Aim: Search the listing below for the word "bottom" and copy each line that holds it.

Entries provided:
______
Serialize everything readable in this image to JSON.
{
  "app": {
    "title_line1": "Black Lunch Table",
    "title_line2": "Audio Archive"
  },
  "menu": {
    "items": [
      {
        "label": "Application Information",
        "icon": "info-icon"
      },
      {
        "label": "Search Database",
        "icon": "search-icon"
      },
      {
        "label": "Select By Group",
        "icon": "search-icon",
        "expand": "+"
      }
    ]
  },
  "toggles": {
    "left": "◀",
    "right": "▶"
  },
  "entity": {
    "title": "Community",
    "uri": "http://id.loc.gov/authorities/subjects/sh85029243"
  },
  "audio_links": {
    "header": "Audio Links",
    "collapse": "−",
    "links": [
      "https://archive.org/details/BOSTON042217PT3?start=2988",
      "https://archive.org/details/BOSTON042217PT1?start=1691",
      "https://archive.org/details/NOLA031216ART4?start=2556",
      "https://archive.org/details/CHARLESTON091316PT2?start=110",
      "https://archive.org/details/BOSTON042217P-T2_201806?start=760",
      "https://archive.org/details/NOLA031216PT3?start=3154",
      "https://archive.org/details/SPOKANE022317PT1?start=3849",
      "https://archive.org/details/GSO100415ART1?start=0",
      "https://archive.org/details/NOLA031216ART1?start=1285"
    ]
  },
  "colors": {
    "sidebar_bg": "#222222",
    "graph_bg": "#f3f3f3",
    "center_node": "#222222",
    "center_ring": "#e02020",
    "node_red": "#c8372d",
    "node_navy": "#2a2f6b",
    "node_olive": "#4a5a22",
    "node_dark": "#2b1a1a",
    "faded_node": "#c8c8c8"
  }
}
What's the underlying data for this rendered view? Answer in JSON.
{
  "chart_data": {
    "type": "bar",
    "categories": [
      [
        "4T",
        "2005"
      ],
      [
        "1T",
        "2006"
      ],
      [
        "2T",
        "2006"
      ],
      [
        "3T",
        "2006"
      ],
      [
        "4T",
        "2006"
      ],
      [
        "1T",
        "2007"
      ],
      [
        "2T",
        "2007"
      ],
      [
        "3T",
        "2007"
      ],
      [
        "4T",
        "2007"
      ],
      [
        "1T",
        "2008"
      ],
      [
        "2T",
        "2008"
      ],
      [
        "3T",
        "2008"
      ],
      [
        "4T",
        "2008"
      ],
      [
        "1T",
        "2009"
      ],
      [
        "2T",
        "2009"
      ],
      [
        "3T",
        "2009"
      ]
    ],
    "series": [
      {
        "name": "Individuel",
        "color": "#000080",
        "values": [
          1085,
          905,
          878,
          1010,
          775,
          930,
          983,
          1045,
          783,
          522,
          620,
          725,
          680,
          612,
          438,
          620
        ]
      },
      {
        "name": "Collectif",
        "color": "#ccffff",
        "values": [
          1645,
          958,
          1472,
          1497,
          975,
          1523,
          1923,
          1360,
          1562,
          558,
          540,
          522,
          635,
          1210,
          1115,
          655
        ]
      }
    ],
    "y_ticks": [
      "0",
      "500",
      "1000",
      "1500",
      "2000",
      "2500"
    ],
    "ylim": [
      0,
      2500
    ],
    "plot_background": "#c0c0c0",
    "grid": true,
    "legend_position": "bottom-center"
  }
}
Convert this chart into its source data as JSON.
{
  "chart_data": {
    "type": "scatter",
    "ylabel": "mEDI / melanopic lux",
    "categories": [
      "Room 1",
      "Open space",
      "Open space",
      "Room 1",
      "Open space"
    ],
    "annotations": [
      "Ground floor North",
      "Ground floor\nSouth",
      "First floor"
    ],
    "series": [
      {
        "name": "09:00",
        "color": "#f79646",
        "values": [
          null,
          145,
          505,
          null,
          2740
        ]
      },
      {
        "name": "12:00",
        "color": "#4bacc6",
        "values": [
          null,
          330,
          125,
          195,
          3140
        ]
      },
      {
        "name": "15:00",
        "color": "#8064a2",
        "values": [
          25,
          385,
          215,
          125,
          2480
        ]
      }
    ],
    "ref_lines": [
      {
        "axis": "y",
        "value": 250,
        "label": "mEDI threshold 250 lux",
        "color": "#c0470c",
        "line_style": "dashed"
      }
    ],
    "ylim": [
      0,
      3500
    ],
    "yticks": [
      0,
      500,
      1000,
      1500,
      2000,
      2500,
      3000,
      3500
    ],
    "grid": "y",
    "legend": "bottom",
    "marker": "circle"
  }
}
______
Output of the exercise:
    "legend_position": "bottom-center"
    "legend": "bottom",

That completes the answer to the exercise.